## Problem description
Transcribe every record that appears below, exactly and in full.

# start of Dataset

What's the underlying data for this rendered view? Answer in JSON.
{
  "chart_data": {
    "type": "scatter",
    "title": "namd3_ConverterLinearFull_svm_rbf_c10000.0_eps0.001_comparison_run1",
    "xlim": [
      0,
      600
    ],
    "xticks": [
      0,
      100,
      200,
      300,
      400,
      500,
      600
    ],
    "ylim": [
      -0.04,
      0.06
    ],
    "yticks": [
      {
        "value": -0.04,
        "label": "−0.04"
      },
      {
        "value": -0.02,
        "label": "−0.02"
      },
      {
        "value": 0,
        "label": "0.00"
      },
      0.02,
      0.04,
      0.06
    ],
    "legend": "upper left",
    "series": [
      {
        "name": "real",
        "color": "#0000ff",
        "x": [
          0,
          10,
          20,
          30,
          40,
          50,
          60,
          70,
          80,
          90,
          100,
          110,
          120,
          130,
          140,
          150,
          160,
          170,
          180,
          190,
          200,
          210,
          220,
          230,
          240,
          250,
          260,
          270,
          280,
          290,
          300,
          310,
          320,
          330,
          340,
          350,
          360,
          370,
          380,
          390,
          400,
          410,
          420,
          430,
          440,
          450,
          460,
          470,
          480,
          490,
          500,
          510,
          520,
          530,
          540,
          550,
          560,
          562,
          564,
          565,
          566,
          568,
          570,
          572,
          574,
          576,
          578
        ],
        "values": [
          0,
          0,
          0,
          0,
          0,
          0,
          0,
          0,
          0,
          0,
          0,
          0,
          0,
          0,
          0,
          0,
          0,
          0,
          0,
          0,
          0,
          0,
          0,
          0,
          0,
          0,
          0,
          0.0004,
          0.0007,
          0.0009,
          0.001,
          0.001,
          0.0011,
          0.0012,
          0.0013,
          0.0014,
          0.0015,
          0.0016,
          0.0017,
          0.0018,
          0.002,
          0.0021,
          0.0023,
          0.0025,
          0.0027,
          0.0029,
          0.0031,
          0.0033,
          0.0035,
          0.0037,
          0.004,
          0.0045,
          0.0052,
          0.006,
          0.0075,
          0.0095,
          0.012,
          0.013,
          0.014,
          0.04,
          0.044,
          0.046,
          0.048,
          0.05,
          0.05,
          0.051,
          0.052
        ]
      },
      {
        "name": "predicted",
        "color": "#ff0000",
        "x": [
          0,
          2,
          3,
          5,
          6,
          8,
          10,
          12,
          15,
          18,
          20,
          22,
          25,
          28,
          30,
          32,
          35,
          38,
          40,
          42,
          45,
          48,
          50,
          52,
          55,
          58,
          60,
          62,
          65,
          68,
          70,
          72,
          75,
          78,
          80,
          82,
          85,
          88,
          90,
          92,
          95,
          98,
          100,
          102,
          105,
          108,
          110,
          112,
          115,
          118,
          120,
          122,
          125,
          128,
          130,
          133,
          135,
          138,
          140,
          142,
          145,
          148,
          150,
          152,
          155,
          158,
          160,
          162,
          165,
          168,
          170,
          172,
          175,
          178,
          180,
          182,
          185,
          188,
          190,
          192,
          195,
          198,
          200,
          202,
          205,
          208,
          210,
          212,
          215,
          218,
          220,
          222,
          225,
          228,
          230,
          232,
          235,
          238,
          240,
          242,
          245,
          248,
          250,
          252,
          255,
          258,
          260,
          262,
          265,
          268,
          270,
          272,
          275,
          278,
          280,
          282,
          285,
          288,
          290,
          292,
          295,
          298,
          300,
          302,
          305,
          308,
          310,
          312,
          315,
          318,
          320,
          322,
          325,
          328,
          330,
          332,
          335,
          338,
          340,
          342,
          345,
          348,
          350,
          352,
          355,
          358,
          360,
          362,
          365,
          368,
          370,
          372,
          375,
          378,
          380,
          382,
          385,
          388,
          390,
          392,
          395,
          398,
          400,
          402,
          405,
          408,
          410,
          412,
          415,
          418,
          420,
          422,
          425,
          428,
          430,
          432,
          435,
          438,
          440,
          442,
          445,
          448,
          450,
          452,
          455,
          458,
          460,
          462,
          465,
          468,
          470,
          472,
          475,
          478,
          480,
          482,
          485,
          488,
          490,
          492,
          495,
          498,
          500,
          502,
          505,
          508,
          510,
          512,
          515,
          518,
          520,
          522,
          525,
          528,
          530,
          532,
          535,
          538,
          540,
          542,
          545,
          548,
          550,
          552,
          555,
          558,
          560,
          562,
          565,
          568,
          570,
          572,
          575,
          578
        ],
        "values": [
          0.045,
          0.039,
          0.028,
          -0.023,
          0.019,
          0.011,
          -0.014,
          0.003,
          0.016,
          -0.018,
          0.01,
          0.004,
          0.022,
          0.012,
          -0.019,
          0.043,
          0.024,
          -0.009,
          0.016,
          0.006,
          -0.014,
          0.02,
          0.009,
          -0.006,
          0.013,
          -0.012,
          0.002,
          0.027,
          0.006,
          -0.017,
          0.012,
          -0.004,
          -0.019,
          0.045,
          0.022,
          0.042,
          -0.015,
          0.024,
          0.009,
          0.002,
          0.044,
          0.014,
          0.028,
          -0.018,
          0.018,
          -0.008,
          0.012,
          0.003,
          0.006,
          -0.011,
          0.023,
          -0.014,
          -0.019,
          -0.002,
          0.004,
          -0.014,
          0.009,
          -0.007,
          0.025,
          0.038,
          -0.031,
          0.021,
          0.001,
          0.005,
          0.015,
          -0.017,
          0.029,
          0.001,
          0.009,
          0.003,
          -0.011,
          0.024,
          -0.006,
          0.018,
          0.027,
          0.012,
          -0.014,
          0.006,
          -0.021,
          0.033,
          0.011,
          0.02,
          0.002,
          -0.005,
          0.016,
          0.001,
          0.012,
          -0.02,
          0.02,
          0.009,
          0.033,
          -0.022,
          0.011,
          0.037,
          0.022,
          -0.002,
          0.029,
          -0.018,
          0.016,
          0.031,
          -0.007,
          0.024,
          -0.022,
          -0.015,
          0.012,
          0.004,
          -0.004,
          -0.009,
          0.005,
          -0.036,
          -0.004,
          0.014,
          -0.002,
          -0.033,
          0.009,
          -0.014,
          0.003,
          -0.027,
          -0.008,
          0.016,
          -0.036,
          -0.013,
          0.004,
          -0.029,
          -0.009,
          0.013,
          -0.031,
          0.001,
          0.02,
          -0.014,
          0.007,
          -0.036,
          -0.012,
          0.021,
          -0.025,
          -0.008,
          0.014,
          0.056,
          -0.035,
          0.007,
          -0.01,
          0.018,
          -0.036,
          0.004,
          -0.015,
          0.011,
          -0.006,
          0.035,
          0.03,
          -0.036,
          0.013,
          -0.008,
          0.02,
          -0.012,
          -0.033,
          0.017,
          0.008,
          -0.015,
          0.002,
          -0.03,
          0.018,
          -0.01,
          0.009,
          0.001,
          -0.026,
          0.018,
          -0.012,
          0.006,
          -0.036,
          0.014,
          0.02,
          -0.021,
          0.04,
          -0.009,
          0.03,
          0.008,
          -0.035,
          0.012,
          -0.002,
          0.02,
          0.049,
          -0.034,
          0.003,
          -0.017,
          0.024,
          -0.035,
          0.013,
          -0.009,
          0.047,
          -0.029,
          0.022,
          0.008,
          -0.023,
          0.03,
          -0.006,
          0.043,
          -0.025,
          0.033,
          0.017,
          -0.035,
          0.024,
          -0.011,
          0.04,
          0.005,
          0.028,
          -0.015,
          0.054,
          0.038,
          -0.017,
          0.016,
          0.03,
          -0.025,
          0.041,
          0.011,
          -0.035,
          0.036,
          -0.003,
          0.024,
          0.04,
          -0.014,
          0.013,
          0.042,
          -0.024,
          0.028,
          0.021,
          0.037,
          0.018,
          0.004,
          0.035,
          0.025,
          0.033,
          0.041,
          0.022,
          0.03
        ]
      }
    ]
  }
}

# end of Dataset

## Answer to this problem
What's the underlying data for this rendered view? Answer in JSON.
{
  "chart_data": {
    "type": "scatter",
    "title": "namd3_ConverterLinearFull_svm_rbf_c10000.0_eps0.001_comparison_run1",
    "xlim": [
      0,
      600
    ],
    "xticks": [
      0,
      100,
      200,
      300,
      400,
      500,
      600
    ],
    "ylim": [
      -0.04,
      0.06
    ],
    "yticks": [
      {
        "value": -0.04,
        "label": "−0.04"
      },
      {
        "value": -0.02,
        "label": "−0.02"
      },
      {
        "value": 0,
        "label": "0.00"
      },
      0.02,
      0.04,
      0.06
    ],
    "legend": "upper left",
    "series": [
      {
        "name": "real",
        "color": "#0000ff",
        "x": [
          0,
          10,
          20,
          30,
          40,
          50,
          60,
          70,
          80,
          90,
          100,
          110,
          120,
          130,
          140,
          150,
          160,
          170,
          180,
          190,
          200,
          210,
          220,
          230,
          240,
          250,
          260,
          270,
          280,
          290,
          300,
          310,
          320,
          330,
          340,
          350,
          360,
          370,
          380,
          390,
          400,
          410,
          420,
          430,
          440,
          450,
          460,
          470,
          480,
          490,
          500,
          510,
          520,
          530,
          540,
          550,
          560,
          562,
          564,
          565,
          566,
          568,
          570,
          572,
          574,
          576,
          578
        ],
        "values": [
          0,
          0,
          0,
          0,
          0,
          0,
          0,
          0,
          0,
          0,
          0,
          0,
          0,
          0,
          0,
          0,
          0,
          0,
          0,
          0,
          0,
          0,
          0,
          0,
          0,
          0,
          0,
          0.0004,
          0.0007,
          0.0009,
          0.001,
          0.001,
          0.0011,
          0.0012,
          0.0013,
          0.0014,
          0.0015,
          0.0016,
          0.0017,
          0.0018,
          0.002,
          0.0021,
          0.0023,
          0.0025,
          0.0027,
          0.0029,
          0.0031,
          0.0033,
          0.0035,
          0.0037,
          0.004,
          0.0045,
          0.0052,
          0.006,
          0.0075,
          0.0095,
          0.012,
          0.013,
          0.014,
          0.04,
          0.044,
          0.046,
          0.048,
          0.05,
          0.05,
          0.051,
          0.052
        ]
      },
      {
        "name": "predicted",
        "color": "#ff0000",
        "x": [
          0,
          2,
          3,
          5,
          6,
          8,
          10,
          12,
          15,
          18,
          20,
          22,
          25,
          28,
          30,
          32,
          35,
          38,
          40,
          42,
          45,
          48,
          50,
          52,
          55,
          58,
          60,
          62,
          65,
          68,
          70,
          72,
          75,
          78,
          80,
          82,
          85,
          88,
          90,
          92,
          95,
          98,
          100,
          102,
          105,
          108,
          110,
          112,
          115,
          118,
          120,
          122,
          125,
          128,
          130,
          133,
          135,
          138,
          140,
          142,
          145,
          148,
          150,
          152,
          155,
          158,
          160,
          162,
          165,
          168,
          170,
          172,
          175,
          178,
          180,
          182,
          185,
          188,
          190,
          192,
          195,
          198,
          200,
          202,
          205,
          208,
          210,
          212,
          215,
          218,
          220,
          222,
          225,
          228,
          230,
          232,
          235,
          238,
          240,
          242,
          245,
          248,
          250,
          252,
          255,
          258,
          260,
          262,
          265,
          268,
          270,
          272,
          275,
          278,
          280,
          282,
          285,
          288,
          290,
          292,
          295,
          298,
          300,
          302,
          305,
          308,
          310,
          312,
          315,
          318,
          320,
          322,
          325,
          328,
          330,
          332,
          335,
          338,
          340,
          342,
          345,
          348,
          350,
          352,
          355,
          358,
          360,
          362,
          365,
          368,
          370,
          372,
          375,
          378,
          380,
          382,
          385,
          388,
          390,
          392,
          395,
          398,
          400,
          402,
          405,
          408,
          410,
          412,
          415,
          418,
          420,
          422,
          425,
          428,
          430,
          432,
          435,
          438,
          440,
          442,
          445,
          448,
          450,
          452,
          455,
          458,
          460,
          462,
          465,
          468,
          470,
          472,
          475,
          478,
          480,
          482,
          485,
          488,
          490,
          492,
          495,
          498,
          500,
          502,
          505,
          508,
          510,
          512,
          515,
          518,
          520,
          522,
          525,
          528,
          530,
          532,
          535,
          538,
          540,
          542,
          545,
          548,
          550,
          552,
          555,
          558,
          560,
          562,
          565,
          568,
          570,
          572,
          575,
          578
        ],
        "values": [
          0.045,
          0.039,
          0.028,
          -0.023,
          0.019,
          0.011,
          -0.014,
          0.003,
          0.016,
          -0.018,
          0.01,
          0.004,
          0.022,
          0.012,
          -0.019,
          0.043,
          0.024,
          -0.009,
          0.016,
          0.006,
          -0.014,
          0.02,
          0.009,
          -0.006,
          0.013,
          -0.012,
          0.002,
          0.027,
          0.006,
          -0.017,
          0.012,
          -0.004,
          -0.019,
          0.045,
          0.022,
          0.042,
          -0.015,
          0.024,
          0.009,
          0.002,
          0.044,
          0.014,
          0.028,
          -0.018,
          0.018,
          -0.008,
          0.012,
          0.003,
          0.006,
          -0.011,
          0.023,
          -0.014,
          -0.019,
          -0.002,
          0.004,
          -0.014,
          0.009,
          -0.007,
          0.025,
          0.038,
          -0.031,
          0.021,
          0.001,
          0.005,
          0.015,
          -0.017,
          0.029,
          0.001,
          0.009,
          0.003,
          -0.011,
          0.024,
          -0.006,
          0.018,
          0.027,
          0.012,
          -0.014,
          0.006,
          -0.021,
          0.033,
          0.011,
          0.02,
          0.002,
          -0.005,
          0.016,
          0.001,
          0.012,
          -0.02,
          0.02,
          0.009,
          0.033,
          -0.022,
          0.011,
          0.037,
          0.022,
          -0.002,
          0.029,
          -0.018,
          0.016,
          0.031,
          -0.007,
          0.024,
          -0.022,
          -0.015,
          0.012,
          0.004,
          -0.004,
          -0.009,
          0.005,
          -0.036,
          -0.004,
          0.014,
          -0.002,
          -0.033,
          0.009,
          -0.014,
          0.003,
          -0.027,
          -0.008,
          0.016,
          -0.036,
          -0.013,
          0.004,
          -0.029,
          -0.009,
          0.013,
          -0.031,
          0.001,
          0.02,
          -0.014,
          0.007,
          -0.036,
          -0.012,
          0.021,
          -0.025,
          -0.008,
          0.014,
          0.056,
          -0.035,
          0.007,
          -0.01,
          0.018,
          -0.036,
          0.004,
          -0.015,
          0.011,
          -0.006,
          0.035,
          0.03,
          -0.036,
          0.013,
          -0.008,
          0.02,
          -0.012,
          -0.033,
          0.017,
          0.008,
          -0.015,
          0.002,
          -0.03,
          0.018,
          -0.01,
          0.009,
          0.001,
          -0.026,
          0.018,
          -0.012,
          0.006,
          -0.036,
          0.014,
          0.02,
          -0.021,
          0.04,
          -0.009,
          0.03,
          0.008,
          -0.035,
          0.012,
          -0.002,
          0.02,
          0.049,
          -0.034,
          0.003,
          -0.017,
          0.024,
          -0.035,
          0.013,
          -0.009,
          0.047,
          -0.029,
          0.022,
          0.008,
          -0.023,
          0.03,
          -0.006,
          0.043,
          -0.025,
          0.033,
          0.017,
          -0.035,
          0.024,
          -0.011,
          0.04,
          0.005,
          0.028,
          -0.015,
          0.054,
          0.038,
          -0.017,
          0.016,
          0.03,
          -0.025,
          0.041,
          0.011,
          -0.035,
          0.036,
          -0.003,
          0.024,
          0.04,
          -0.014,
          0.013,
          0.042,
          -0.024,
          0.028,
          0.021,
          0.037,
          0.018,
          0.004,
          0.035,
          0.025,
          0.033,
          0.041,
          0.022,
          0.03
        ]
      }
    ]
  }
}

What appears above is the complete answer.